**RECORDS FOR THE EXERCISE:**

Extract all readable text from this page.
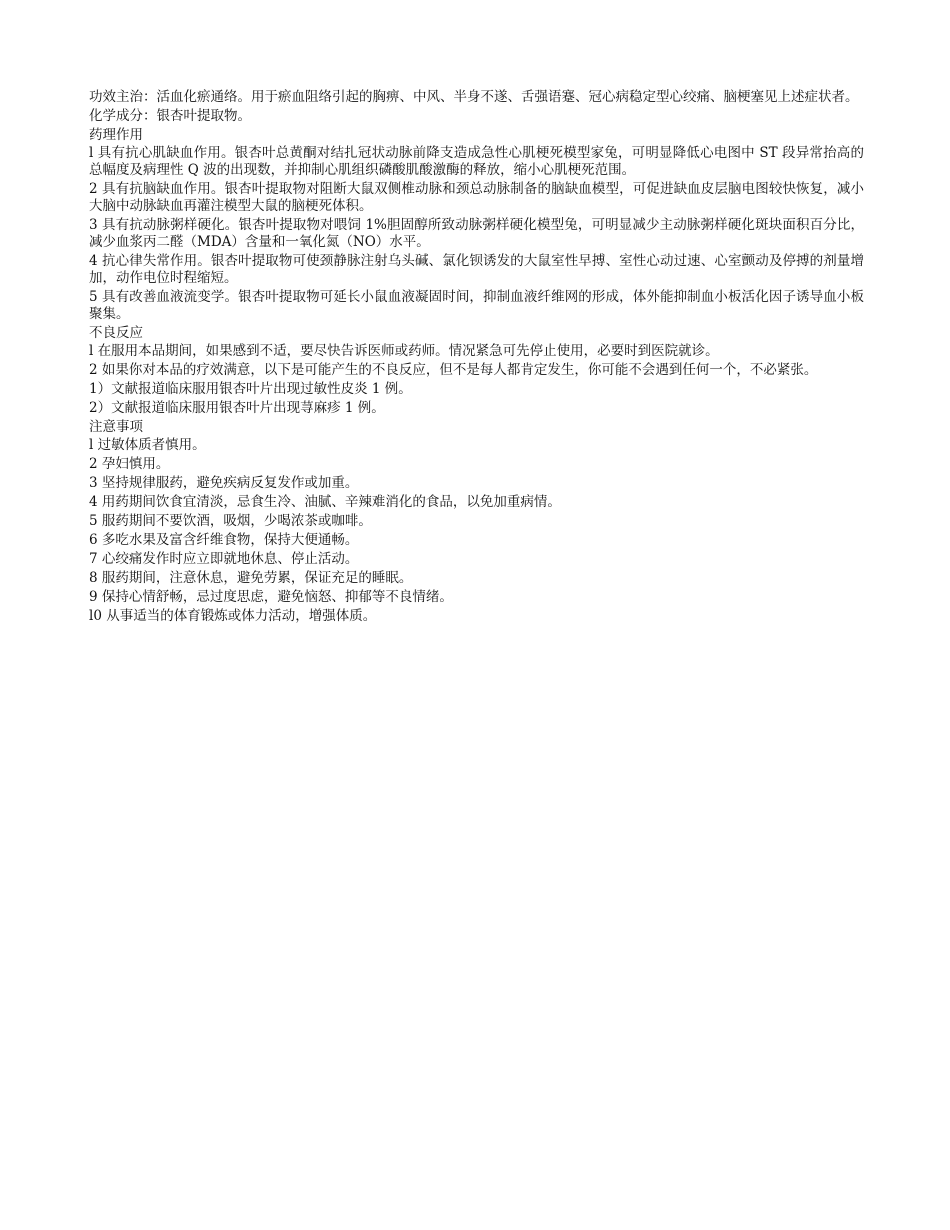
功效主治：活血化瘀通络。用于瘀血阻络引起的胸痹、中风、半身不遂、舌强语蹇、冠心病稳定型心绞痛、脑梗塞见上述症状者。

化学成分：银杏叶提取物。

药理作用

l 具有抗心肌缺血作用。银杏叶总黄酮对结扎冠状动脉前降支造成急性心肌梗死模型家兔，可明显降低心电图中 ST 段异常抬高的总幅度及病理性 Q 波的出现数，并抑制心肌组织磷酸肌酸激酶的释放，缩小心肌梗死范围。

2 具有抗脑缺血作用。银杏叶提取物对阻断大鼠双侧椎动脉和颈总动脉制备的脑缺血模型，可促进缺血皮层脑电图较快恢复，减小大脑中动脉缺血再灌注模型大鼠的脑梗死体积。

3 具有抗动脉粥样硬化。银杏叶提取物对喂饲 1%胆固醇所致动脉粥样硬化模型兔，可明显减少主动脉粥样硬化斑块面积百分比，减少血浆丙二醛（MDA）含量和一氧化氮（NO）水平。

4 抗心律失常作用。银杏叶提取物可使颈静脉注射乌头碱、氯化钡诱发的大鼠室性早搏、室性心动过速、心室颤动及停搏的剂量增加，动作电位时程缩短。

5 具有改善血液流变学。银杏叶提取物可延长小鼠血液凝固时间，抑制血液纤维网的形成，体外能抑制血小板活化因子诱导血小板聚集。

不良反应

l 在服用本品期间，如果感到不适，要尽快告诉医师或药师。情况紧急可先停止使用，必要时到医院就诊。

2 如果你对本品的疗效满意，以下是可能产生的不良反应，但不是每人都肯定发生，你可能不会遇到任何一个，不必紧张。

1）文献报道临床服用银杏叶片出现过敏性皮炎 1 例。

2）文献报道临床服用银杏叶片出现荨麻疹 1 例。

注意事项

l 过敏体质者慎用。

2 孕妇慎用。

3 坚持规律服药，避免疾病反复发作或加重。

4 用药期间饮食宜清淡，忌食生冷、油腻、辛辣难消化的食品，以免加重病情。

5 服药期间不要饮酒，吸烟，少喝浓茶或咖啡。

6 多吃水果及富含纤维食物，保持大便通畅。

7 心绞痛发作时应立即就地休息、停止活动。

8 服药期间，注意休息，避免劳累，保证充足的睡眠。

9 保持心情舒畅，忌过度思虑，避免恼怒、抑郁等不良情绪。

l0 从事适当的体育锻炼或体力活动，增强体质。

**OBJECTIVE:** Omit the pictures. Transcribe every record exactly.

**FULL OUTPUT:**
Extract all readable text from this page.
功效主治：活血化瘀通络。用于瘀血阻络引起的胸痹、中风、半身不遂、舌强语蹇、冠心病稳定型心绞痛、脑梗塞见上述症状者。

化学成分：银杏叶提取物。

药理作用

l 具有抗心肌缺血作用。银杏叶总黄酮对结扎冠状动脉前降支造成急性心肌梗死模型家兔，可明显降低心电图中 ST 段异常抬高的总幅度及病理性 Q 波的出现数，并抑制心肌组织磷酸肌酸激酶的释放，缩小心肌梗死范围。

2 具有抗脑缺血作用。银杏叶提取物对阻断大鼠双侧椎动脉和颈总动脉制备的脑缺血模型，可促进缺血皮层脑电图较快恢复，减小大脑中动脉缺血再灌注模型大鼠的脑梗死体积。

3 具有抗动脉粥样硬化。银杏叶提取物对喂饲 1%胆固醇所致动脉粥样硬化模型兔，可明显减少主动脉粥样硬化斑块面积百分比，减少血浆丙二醛（MDA）含量和一氧化氮（NO）水平。

4 抗心律失常作用。银杏叶提取物可使颈静脉注射乌头碱、氯化钡诱发的大鼠室性早搏、室性心动过速、心室颤动及停搏的剂量增加，动作电位时程缩短。

5 具有改善血液流变学。银杏叶提取物可延长小鼠血液凝固时间，抑制血液纤维网的形成，体外能抑制血小板活化因子诱导血小板聚集。

不良反应

l 在服用本品期间，如果感到不适，要尽快告诉医师或药师。情况紧急可先停止使用，必要时到医院就诊。

2 如果你对本品的疗效满意，以下是可能产生的不良反应，但不是每人都肯定发生，你可能不会遇到任何一个，不必紧张。

1）文献报道临床服用银杏叶片出现过敏性皮炎 1 例。

2）文献报道临床服用银杏叶片出现荨麻疹 1 例。

注意事项

l 过敏体质者慎用。

2 孕妇慎用。

3 坚持规律服药，避免疾病反复发作或加重。

4 用药期间饮食宜清淡，忌食生冷、油腻、辛辣难消化的食品，以免加重病情。

5 服药期间不要饮酒，吸烟，少喝浓茶或咖啡。

6 多吃水果及富含纤维食物，保持大便通畅。

7 心绞痛发作时应立即就地休息、停止活动。

8 服药期间，注意休息，避免劳累，保证充足的睡眠。

9 保持心情舒畅，忌过度思虑，避免恼怒、抑郁等不良情绪。

l0 从事适当的体育锻炼或体力活动，增强体质。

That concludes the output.